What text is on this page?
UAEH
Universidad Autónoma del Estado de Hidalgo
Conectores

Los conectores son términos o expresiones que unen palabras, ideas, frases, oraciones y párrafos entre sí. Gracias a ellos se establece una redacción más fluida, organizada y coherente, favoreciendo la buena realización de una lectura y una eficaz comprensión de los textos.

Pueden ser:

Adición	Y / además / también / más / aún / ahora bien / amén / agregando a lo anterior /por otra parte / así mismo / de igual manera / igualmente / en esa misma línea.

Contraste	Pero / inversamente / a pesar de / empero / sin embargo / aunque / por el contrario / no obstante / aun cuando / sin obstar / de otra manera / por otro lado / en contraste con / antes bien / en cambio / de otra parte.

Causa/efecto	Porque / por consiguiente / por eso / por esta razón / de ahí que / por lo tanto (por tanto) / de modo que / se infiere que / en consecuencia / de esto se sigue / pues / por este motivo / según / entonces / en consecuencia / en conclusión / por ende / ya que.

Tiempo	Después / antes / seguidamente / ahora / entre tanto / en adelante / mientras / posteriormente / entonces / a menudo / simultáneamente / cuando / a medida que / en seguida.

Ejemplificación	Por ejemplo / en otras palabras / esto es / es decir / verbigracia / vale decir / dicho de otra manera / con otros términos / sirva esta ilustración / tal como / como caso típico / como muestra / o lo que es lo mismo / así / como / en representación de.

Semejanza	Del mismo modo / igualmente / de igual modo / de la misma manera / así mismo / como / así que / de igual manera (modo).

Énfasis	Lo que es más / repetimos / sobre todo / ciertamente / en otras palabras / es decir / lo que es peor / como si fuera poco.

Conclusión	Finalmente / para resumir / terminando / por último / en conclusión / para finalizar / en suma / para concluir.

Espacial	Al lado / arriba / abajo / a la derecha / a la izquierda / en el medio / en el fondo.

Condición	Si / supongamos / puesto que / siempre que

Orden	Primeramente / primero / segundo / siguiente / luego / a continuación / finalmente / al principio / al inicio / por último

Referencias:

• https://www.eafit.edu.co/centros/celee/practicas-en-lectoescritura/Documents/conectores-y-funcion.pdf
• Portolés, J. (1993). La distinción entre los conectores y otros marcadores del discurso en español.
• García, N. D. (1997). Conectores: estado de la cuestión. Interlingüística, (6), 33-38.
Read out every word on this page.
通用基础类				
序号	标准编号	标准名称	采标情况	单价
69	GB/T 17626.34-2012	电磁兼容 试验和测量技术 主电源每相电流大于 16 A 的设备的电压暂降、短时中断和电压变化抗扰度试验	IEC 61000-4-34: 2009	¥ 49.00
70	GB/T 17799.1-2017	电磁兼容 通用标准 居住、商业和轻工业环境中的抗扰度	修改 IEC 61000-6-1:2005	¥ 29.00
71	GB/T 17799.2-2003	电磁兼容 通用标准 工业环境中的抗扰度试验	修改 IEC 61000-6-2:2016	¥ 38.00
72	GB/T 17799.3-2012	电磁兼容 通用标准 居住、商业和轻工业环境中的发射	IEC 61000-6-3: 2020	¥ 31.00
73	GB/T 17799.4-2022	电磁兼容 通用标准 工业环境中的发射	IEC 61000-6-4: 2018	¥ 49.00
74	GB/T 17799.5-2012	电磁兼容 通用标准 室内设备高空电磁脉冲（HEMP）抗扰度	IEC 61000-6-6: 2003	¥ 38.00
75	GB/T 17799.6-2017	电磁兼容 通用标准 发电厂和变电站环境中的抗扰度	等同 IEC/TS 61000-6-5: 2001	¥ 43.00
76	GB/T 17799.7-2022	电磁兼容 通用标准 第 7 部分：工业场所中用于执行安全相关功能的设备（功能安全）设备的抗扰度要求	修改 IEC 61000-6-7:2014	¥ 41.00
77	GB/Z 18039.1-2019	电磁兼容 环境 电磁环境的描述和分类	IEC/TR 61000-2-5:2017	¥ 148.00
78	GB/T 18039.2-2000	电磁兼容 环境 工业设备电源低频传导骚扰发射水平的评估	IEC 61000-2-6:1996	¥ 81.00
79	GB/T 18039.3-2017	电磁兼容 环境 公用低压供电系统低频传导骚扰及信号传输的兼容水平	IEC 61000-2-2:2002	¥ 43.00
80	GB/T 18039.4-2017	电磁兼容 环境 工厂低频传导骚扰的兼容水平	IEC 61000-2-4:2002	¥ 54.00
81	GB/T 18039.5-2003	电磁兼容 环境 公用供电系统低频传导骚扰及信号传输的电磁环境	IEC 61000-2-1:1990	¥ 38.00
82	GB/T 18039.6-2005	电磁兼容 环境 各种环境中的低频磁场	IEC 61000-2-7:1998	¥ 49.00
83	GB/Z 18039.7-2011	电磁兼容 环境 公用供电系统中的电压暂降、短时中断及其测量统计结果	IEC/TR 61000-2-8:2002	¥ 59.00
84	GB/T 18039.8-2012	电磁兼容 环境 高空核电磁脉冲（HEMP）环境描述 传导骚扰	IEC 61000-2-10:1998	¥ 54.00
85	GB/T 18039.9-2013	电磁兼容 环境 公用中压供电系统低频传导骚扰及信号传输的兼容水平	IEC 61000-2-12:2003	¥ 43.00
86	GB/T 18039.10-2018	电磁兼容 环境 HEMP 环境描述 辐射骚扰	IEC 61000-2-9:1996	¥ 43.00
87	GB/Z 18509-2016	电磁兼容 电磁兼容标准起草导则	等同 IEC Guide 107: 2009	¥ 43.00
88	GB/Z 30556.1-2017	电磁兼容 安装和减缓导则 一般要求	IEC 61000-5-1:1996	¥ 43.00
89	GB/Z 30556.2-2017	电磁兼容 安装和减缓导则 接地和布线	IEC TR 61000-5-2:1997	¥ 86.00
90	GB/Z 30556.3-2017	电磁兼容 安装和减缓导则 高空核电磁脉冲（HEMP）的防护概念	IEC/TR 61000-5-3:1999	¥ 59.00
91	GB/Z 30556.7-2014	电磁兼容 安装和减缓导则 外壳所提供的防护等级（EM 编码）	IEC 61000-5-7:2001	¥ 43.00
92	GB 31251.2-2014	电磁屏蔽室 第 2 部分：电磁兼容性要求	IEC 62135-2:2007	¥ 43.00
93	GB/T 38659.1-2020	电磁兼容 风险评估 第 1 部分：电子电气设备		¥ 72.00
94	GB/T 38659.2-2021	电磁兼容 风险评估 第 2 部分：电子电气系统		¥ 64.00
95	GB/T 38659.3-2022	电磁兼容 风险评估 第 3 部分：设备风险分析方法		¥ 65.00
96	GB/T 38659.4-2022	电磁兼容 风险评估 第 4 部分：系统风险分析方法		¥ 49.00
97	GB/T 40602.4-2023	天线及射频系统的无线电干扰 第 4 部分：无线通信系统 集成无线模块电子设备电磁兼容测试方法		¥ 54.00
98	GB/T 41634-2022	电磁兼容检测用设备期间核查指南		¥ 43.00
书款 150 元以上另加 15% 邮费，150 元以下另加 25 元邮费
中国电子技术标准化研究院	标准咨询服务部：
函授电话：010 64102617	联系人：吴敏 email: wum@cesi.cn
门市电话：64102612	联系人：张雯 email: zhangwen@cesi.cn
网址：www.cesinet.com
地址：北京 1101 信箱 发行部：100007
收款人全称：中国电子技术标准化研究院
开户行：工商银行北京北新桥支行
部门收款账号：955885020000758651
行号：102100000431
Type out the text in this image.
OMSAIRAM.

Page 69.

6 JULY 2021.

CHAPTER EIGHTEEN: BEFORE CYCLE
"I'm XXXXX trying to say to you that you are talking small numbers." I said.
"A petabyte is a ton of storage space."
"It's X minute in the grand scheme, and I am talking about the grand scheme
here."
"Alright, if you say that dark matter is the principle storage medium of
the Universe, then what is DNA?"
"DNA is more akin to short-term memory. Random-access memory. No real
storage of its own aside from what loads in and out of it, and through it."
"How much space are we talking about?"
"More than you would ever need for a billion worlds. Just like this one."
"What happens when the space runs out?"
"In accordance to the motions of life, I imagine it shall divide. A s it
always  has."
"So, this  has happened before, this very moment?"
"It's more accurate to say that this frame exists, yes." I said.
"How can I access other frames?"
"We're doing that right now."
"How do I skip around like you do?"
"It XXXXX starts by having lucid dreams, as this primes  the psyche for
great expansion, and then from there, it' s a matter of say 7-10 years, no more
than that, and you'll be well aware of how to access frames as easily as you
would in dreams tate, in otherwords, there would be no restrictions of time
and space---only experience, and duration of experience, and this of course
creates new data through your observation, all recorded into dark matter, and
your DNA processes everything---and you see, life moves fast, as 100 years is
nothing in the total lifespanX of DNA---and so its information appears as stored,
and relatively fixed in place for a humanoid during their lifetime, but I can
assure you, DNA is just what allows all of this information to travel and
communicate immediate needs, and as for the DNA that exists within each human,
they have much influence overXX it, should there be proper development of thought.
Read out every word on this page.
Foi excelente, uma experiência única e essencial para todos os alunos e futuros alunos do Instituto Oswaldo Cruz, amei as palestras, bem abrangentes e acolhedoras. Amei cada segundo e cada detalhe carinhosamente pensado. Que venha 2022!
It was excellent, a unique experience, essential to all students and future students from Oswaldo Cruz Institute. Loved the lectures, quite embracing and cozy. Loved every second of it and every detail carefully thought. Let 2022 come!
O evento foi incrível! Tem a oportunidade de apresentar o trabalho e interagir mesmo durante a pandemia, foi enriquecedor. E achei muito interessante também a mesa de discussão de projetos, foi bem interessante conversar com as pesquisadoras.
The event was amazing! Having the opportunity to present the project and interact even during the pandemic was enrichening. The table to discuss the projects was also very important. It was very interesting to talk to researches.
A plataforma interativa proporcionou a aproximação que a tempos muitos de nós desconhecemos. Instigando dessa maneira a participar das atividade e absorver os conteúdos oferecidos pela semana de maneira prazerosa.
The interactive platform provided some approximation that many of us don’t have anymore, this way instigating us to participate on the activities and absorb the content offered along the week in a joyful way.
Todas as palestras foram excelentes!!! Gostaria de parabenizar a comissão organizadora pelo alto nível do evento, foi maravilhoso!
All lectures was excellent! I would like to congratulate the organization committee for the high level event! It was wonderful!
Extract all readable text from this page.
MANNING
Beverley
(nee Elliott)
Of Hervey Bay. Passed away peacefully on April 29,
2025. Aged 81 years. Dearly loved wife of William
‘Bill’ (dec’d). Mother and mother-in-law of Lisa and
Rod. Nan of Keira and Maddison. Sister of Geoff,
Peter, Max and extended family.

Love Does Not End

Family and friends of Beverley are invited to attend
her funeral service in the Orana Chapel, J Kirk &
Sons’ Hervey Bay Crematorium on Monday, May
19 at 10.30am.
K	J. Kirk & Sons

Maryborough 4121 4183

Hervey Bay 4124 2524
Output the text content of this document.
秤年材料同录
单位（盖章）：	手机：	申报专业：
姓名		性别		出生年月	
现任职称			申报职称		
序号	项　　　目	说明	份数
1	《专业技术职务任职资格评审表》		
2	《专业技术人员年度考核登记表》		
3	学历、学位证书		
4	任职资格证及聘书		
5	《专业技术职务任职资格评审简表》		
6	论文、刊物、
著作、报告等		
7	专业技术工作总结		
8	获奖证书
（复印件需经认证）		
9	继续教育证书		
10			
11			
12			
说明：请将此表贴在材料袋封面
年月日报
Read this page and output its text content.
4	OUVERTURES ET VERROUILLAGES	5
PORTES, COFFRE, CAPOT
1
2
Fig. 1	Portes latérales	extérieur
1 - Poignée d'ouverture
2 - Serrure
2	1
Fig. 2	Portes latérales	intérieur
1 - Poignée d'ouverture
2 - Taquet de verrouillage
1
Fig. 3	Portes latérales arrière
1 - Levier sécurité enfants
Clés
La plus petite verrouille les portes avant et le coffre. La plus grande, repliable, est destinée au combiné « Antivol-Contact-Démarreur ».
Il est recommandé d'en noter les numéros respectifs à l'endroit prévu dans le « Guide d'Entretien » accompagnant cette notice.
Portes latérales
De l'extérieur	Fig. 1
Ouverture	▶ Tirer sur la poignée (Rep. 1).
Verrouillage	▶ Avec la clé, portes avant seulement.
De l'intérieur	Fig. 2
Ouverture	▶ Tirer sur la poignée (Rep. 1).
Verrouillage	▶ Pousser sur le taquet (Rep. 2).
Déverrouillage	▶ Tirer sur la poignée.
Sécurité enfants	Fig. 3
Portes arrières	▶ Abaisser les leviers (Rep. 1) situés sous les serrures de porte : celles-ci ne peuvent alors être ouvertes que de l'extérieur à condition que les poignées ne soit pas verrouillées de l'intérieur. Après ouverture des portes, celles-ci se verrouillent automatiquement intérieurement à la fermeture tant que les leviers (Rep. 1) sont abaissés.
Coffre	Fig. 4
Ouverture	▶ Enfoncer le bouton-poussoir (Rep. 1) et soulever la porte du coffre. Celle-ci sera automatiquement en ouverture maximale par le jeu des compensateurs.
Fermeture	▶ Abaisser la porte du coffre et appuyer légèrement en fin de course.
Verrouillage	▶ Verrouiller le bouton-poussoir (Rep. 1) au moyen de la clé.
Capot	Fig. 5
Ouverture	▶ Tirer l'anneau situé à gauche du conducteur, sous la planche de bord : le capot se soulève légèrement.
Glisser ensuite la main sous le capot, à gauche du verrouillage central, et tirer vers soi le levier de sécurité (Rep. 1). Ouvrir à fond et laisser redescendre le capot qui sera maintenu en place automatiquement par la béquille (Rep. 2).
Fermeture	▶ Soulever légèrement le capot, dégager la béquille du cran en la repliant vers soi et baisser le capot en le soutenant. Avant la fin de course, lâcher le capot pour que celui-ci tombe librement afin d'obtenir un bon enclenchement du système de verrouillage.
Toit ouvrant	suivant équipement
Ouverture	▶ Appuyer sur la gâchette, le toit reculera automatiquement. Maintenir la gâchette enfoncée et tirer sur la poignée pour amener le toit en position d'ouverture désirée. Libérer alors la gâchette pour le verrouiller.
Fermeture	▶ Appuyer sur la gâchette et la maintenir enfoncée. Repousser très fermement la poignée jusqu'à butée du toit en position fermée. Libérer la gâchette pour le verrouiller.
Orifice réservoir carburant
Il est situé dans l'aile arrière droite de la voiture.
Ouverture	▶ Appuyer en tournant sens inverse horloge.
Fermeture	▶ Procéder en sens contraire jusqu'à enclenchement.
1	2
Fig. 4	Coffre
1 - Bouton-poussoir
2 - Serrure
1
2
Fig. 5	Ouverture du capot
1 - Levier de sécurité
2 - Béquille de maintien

**Brief**
Find all lines where the word "years" appears. Copy them.

**Exercise solution**
great expansion, and then from there, it' s a matter of say 7-10 years, no more
your DNA processes everything---and you see, life moves fast, as 100 years is
2025. Aged 81 years. Dearly loved wife of William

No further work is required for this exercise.